The exercise:
Quote the records beneath, complete and exact. Leave out images.

The records:
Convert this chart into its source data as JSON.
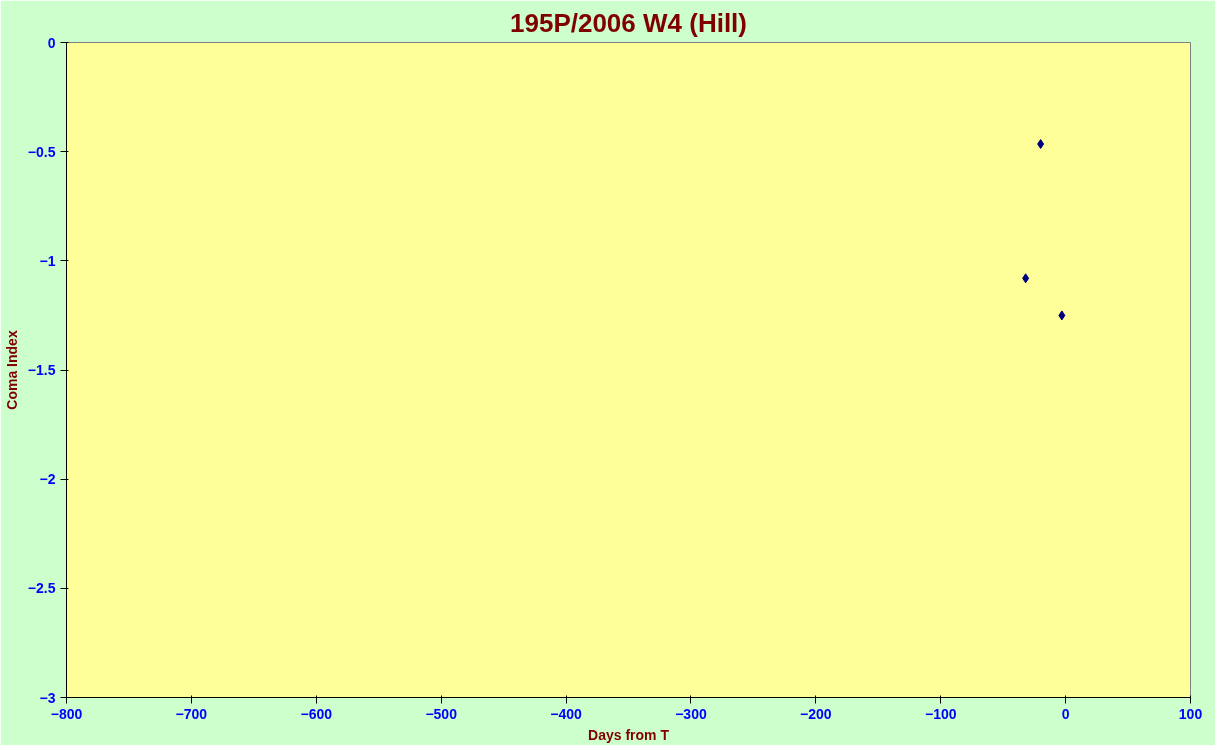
{
  "chart_data": {
    "type": "scatter",
    "title": "195P/2006 W4 (Hill)",
    "xlabel": "Days from T",
    "ylabel": "Coma Index",
    "series": [
      {
        "color": "#000080",
        "x": [
          -32,
          -20,
          -3
        ],
        "values": [
          -1.08,
          -0.465,
          -1.25
        ]
      }
    ],
    "xlim": [
      -800,
      100
    ],
    "ylim": [
      -3,
      0
    ],
    "xticks": [
      -800,
      -700,
      -600,
      -500,
      -400,
      -300,
      -200,
      -100,
      0,
      100
    ],
    "yticks": [
      -3,
      -2.5,
      -2,
      -1.5,
      -1,
      -0.5,
      0
    ],
    "marker": "diamond",
    "grid": false
  }
}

Task answer:
Convert this chart into its source data as JSON.
{
  "chart_data": {
    "type": "scatter",
    "title": "195P/2006 W4 (Hill)",
    "xlabel": "Days from T",
    "ylabel": "Coma Index",
    "series": [
      {
        "color": "#000080",
        "x": [
          -32,
          -20,
          -3
        ],
        "values": [
          -1.08,
          -0.465,
          -1.25
        ]
      }
    ],
    "xlim": [
      -800,
      100
    ],
    "ylim": [
      -3,
      0
    ],
    "xticks": [
      -800,
      -700,
      -600,
      -500,
      -400,
      -300,
      -200,
      -100,
      0,
      100
    ],
    "yticks": [
      -3,
      -2.5,
      -2,
      -1.5,
      -1,
      -0.5,
      0
    ],
    "marker": "diamond",
    "grid": false
  }
}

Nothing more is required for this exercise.